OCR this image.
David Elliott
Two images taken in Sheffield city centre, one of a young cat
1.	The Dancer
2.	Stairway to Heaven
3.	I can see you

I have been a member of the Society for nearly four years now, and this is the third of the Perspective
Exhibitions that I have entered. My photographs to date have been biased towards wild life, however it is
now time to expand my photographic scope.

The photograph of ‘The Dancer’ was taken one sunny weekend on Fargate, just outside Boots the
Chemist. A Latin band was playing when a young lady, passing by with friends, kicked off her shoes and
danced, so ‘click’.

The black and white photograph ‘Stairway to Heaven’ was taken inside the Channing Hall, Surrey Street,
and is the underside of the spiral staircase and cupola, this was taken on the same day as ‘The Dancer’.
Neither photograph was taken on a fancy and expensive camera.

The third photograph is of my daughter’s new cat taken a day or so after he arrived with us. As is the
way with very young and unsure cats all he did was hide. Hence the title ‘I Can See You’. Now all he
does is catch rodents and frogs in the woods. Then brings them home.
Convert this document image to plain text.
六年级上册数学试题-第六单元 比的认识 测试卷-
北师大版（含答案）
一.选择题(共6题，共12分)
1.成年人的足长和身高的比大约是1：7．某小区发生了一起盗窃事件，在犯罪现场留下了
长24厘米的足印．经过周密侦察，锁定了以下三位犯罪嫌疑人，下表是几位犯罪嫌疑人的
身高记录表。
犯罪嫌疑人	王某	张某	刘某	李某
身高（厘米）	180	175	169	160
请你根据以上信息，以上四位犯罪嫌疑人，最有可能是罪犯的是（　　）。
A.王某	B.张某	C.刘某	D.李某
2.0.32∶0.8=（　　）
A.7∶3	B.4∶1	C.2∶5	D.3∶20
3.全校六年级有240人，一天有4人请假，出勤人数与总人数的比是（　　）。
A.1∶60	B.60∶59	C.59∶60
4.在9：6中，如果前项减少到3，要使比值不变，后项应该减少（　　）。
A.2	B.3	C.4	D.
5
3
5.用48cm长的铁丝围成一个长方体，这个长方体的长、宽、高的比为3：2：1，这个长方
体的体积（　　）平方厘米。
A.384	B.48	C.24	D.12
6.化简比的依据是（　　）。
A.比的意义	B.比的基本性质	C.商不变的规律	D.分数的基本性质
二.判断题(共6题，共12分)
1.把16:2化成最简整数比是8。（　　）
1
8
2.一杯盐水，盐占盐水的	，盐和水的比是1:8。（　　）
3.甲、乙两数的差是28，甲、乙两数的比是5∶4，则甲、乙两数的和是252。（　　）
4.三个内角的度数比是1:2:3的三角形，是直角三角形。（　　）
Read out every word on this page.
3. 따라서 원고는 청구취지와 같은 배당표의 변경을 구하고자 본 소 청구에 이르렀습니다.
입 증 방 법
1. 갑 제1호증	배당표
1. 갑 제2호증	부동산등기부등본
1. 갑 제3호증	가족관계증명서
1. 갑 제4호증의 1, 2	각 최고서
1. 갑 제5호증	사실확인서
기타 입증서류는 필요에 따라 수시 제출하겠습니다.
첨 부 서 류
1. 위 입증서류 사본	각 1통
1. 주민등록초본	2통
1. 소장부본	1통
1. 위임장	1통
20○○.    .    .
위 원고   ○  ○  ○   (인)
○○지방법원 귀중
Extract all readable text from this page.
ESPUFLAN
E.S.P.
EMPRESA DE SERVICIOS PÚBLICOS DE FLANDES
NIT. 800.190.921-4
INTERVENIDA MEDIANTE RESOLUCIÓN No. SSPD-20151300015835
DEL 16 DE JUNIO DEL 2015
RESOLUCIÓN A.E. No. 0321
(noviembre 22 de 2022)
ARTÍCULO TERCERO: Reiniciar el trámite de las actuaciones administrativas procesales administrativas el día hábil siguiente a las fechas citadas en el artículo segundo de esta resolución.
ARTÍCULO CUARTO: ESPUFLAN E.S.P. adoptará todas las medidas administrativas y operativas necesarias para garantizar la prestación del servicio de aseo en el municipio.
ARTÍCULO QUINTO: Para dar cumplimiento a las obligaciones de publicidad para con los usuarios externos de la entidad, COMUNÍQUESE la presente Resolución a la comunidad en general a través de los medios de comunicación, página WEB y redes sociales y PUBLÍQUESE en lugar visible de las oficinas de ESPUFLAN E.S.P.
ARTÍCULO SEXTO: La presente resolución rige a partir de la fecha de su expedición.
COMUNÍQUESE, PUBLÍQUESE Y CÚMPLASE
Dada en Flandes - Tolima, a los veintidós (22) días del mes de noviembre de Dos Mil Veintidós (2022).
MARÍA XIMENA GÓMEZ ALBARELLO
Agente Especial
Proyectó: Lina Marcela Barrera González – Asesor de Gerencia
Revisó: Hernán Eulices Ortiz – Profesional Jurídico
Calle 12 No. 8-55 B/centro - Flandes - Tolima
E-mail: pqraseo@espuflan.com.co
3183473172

TASK TO CARRY OUT »
Go through the material and select each line with the string "Stairway" in it.

SOLUTION »
2.	Stairway to Heaven
The black and white photograph ‘Stairway to Heaven’ was taken inside the Channing Hall, Surrey Street,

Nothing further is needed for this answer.